Entries from a dataset
▬▬▬

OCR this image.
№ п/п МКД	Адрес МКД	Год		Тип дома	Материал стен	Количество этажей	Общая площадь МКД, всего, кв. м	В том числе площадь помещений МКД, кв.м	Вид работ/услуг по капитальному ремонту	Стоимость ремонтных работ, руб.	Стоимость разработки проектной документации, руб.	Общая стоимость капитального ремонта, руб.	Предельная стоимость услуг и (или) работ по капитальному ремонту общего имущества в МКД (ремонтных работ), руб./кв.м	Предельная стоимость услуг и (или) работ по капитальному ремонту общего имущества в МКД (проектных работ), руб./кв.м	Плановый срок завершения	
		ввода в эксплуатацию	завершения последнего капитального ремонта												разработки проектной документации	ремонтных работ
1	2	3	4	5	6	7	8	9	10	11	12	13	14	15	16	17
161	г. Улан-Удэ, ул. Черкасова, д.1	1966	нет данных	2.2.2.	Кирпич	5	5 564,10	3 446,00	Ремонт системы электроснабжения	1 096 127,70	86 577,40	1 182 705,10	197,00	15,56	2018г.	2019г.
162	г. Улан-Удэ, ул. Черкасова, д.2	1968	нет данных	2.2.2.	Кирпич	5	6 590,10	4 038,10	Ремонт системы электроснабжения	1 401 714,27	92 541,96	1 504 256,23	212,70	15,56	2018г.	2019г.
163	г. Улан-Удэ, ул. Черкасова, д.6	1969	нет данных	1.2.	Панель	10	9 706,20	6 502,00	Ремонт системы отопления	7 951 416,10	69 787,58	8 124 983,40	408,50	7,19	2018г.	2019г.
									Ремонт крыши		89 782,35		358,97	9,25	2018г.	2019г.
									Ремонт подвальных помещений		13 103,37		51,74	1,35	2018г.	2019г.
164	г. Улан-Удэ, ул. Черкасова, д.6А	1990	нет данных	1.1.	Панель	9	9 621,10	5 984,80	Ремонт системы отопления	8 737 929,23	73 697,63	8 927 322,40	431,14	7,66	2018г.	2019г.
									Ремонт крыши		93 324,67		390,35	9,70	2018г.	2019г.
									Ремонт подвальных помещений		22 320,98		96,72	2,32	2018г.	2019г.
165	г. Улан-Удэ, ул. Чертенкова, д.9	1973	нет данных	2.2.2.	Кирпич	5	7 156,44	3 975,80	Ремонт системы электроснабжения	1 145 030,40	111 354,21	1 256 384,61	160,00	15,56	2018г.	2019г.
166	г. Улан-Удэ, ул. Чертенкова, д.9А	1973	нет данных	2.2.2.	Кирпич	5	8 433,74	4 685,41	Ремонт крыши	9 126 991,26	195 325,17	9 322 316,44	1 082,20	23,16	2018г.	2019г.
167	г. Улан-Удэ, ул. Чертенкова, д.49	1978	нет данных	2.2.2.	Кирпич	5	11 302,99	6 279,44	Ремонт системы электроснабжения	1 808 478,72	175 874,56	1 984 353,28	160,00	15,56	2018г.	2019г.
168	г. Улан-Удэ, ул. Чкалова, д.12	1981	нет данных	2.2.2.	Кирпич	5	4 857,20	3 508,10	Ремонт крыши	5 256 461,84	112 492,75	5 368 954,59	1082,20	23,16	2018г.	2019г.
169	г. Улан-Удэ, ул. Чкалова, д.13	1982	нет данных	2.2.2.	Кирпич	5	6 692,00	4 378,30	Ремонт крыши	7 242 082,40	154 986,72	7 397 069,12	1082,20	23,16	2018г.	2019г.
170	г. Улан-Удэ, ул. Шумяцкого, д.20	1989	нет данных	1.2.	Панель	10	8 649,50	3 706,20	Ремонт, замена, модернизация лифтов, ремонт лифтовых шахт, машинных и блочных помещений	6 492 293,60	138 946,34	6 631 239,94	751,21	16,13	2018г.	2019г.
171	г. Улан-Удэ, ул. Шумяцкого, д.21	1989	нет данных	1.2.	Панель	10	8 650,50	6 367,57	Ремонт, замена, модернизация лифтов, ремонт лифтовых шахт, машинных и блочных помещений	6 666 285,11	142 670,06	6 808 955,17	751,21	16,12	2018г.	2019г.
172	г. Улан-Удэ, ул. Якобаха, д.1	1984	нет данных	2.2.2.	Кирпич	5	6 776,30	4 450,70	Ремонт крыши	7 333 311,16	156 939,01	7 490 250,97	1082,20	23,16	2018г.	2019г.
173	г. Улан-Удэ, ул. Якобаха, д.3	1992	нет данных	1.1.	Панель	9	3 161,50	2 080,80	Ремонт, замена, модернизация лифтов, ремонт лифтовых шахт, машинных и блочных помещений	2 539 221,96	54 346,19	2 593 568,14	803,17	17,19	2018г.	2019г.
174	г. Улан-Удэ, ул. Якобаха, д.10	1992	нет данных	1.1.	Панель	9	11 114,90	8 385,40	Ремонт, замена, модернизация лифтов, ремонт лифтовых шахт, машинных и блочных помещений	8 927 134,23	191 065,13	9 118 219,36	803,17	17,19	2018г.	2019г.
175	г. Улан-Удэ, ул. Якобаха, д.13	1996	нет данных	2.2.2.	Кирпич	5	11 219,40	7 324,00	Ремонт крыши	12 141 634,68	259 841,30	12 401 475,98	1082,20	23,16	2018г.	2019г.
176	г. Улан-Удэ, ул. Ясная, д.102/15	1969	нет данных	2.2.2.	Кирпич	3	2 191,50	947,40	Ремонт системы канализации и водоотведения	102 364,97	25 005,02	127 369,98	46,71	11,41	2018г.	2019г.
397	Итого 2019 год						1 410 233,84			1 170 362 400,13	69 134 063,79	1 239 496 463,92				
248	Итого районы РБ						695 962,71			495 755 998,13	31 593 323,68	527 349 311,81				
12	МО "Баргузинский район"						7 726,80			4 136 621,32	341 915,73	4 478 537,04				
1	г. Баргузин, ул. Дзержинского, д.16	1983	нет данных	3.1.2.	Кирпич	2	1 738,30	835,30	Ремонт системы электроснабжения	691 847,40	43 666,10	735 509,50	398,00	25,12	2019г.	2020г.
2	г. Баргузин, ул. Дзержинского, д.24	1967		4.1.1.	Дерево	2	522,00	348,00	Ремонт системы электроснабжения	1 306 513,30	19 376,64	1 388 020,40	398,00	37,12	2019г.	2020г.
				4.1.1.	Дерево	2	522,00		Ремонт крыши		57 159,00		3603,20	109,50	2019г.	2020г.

▬▬▬

TO DO:
Transcribe every entry verbatim.

ANSWER TO THE TASK:
OCR this image.
№ п/п МКД	Адрес МКД	Год		Тип дома	Материал стен	Количество этажей	Общая площадь МКД, всего, кв. м	В том числе площадь помещений МКД, кв.м	Вид работ/услуг по капитальному ремонту	Стоимость ремонтных работ, руб.	Стоимость разработки проектной документации, руб.	Общая стоимость капитального ремонта, руб.	Предельная стоимость услуг и (или) работ по капитальному ремонту общего имущества в МКД (ремонтных работ), руб./кв.м	Предельная стоимость услуг и (или) работ по капитальному ремонту общего имущества в МКД (проектных работ), руб./кв.м	Плановый срок завершения	
		ввода в эксплуатацию	завершения последнего капитального ремонта												разработки проектной документации	ремонтных работ
1	2	3	4	5	6	7	8	9	10	11	12	13	14	15	16	17
161	г. Улан-Удэ, ул. Черкасова, д.1	1966	нет данных	2.2.2.	Кирпич	5	5 564,10	3 446,00	Ремонт системы электроснабжения	1 096 127,70	86 577,40	1 182 705,10	197,00	15,56	2018г.	2019г.
162	г. Улан-Удэ, ул. Черкасова, д.2	1968	нет данных	2.2.2.	Кирпич	5	6 590,10	4 038,10	Ремонт системы электроснабжения	1 401 714,27	92 541,96	1 504 256,23	212,70	15,56	2018г.	2019г.
163	г. Улан-Удэ, ул. Черкасова, д.6	1969	нет данных	1.2.	Панель	10	9 706,20	6 502,00	Ремонт системы отопления	7 951 416,10	69 787,58	8 124 983,40	408,50	7,19	2018г.	2019г.
									Ремонт крыши		89 782,35		358,97	9,25	2018г.	2019г.
									Ремонт подвальных помещений		13 103,37		51,74	1,35	2018г.	2019г.
164	г. Улан-Удэ, ул. Черкасова, д.6А	1990	нет данных	1.1.	Панель	9	9 621,10	5 984,80	Ремонт системы отопления	8 737 929,23	73 697,63	8 927 322,40	431,14	7,66	2018г.	2019г.
									Ремонт крыши		93 324,67		390,35	9,70	2018г.	2019г.
									Ремонт подвальных помещений		22 320,98		96,72	2,32	2018г.	2019г.
165	г. Улан-Удэ, ул. Чертенкова, д.9	1973	нет данных	2.2.2.	Кирпич	5	7 156,44	3 975,80	Ремонт системы электроснабжения	1 145 030,40	111 354,21	1 256 384,61	160,00	15,56	2018г.	2019г.
166	г. Улан-Удэ, ул. Чертенкова, д.9А	1973	нет данных	2.2.2.	Кирпич	5	8 433,74	4 685,41	Ремонт крыши	9 126 991,26	195 325,17	9 322 316,44	1 082,20	23,16	2018г.	2019г.
167	г. Улан-Удэ, ул. Чертенкова, д.49	1978	нет данных	2.2.2.	Кирпич	5	11 302,99	6 279,44	Ремонт системы электроснабжения	1 808 478,72	175 874,56	1 984 353,28	160,00	15,56	2018г.	2019г.
168	г. Улан-Удэ, ул. Чкалова, д.12	1981	нет данных	2.2.2.	Кирпич	5	4 857,20	3 508,10	Ремонт крыши	5 256 461,84	112 492,75	5 368 954,59	1082,20	23,16	2018г.	2019г.
169	г. Улан-Удэ, ул. Чкалова, д.13	1982	нет данных	2.2.2.	Кирпич	5	6 692,00	4 378,30	Ремонт крыши	7 242 082,40	154 986,72	7 397 069,12	1082,20	23,16	2018г.	2019г.
170	г. Улан-Удэ, ул. Шумяцкого, д.20	1989	нет данных	1.2.	Панель	10	8 649,50	3 706,20	Ремонт, замена, модернизация лифтов, ремонт лифтовых шахт, машинных и блочных помещений	6 492 293,60	138 946,34	6 631 239,94	751,21	16,13	2018г.	2019г.
171	г. Улан-Удэ, ул. Шумяцкого, д.21	1989	нет данных	1.2.	Панель	10	8 650,50	6 367,57	Ремонт, замена, модернизация лифтов, ремонт лифтовых шахт, машинных и блочных помещений	6 666 285,11	142 670,06	6 808 955,17	751,21	16,12	2018г.	2019г.
172	г. Улан-Удэ, ул. Якобаха, д.1	1984	нет данных	2.2.2.	Кирпич	5	6 776,30	4 450,70	Ремонт крыши	7 333 311,16	156 939,01	7 490 250,97	1082,20	23,16	2018г.	2019г.
173	г. Улан-Удэ, ул. Якобаха, д.3	1992	нет данных	1.1.	Панель	9	3 161,50	2 080,80	Ремонт, замена, модернизация лифтов, ремонт лифтовых шахт, машинных и блочных помещений	2 539 221,96	54 346,19	2 593 568,14	803,17	17,19	2018г.	2019г.
174	г. Улан-Удэ, ул. Якобаха, д.10	1992	нет данных	1.1.	Панель	9	11 114,90	8 385,40	Ремонт, замена, модернизация лифтов, ремонт лифтовых шахт, машинных и блочных помещений	8 927 134,23	191 065,13	9 118 219,36	803,17	17,19	2018г.	2019г.
175	г. Улан-Удэ, ул. Якобаха, д.13	1996	нет данных	2.2.2.	Кирпич	5	11 219,40	7 324,00	Ремонт крыши	12 141 634,68	259 841,30	12 401 475,98	1082,20	23,16	2018г.	2019г.
176	г. Улан-Удэ, ул. Ясная, д.102/15	1969	нет данных	2.2.2.	Кирпич	3	2 191,50	947,40	Ремонт системы канализации и водоотведения	102 364,97	25 005,02	127 369,98	46,71	11,41	2018г.	2019г.
397	Итого 2019 год						1 410 233,84			1 170 362 400,13	69 134 063,79	1 239 496 463,92				
248	Итого районы РБ						695 962,71			495 755 998,13	31 593 323,68	527 349 311,81				
12	МО "Баргузинский район"						7 726,80			4 136 621,32	341 915,73	4 478 537,04				
1	г. Баргузин, ул. Дзержинского, д.16	1983	нет данных	3.1.2.	Кирпич	2	1 738,30	835,30	Ремонт системы электроснабжения	691 847,40	43 666,10	735 509,50	398,00	25,12	2019г.	2020г.
2	г. Баргузин, ул. Дзержинского, д.24	1967		4.1.1.	Дерево	2	522,00	348,00	Ремонт системы электроснабжения	1 306 513,30	19 376,64	1 388 020,40	398,00	37,12	2019г.	2020г.
				4.1.1.	Дерево	2	522,00		Ремонт крыши		57 159,00		3603,20	109,50	2019г.	2020г.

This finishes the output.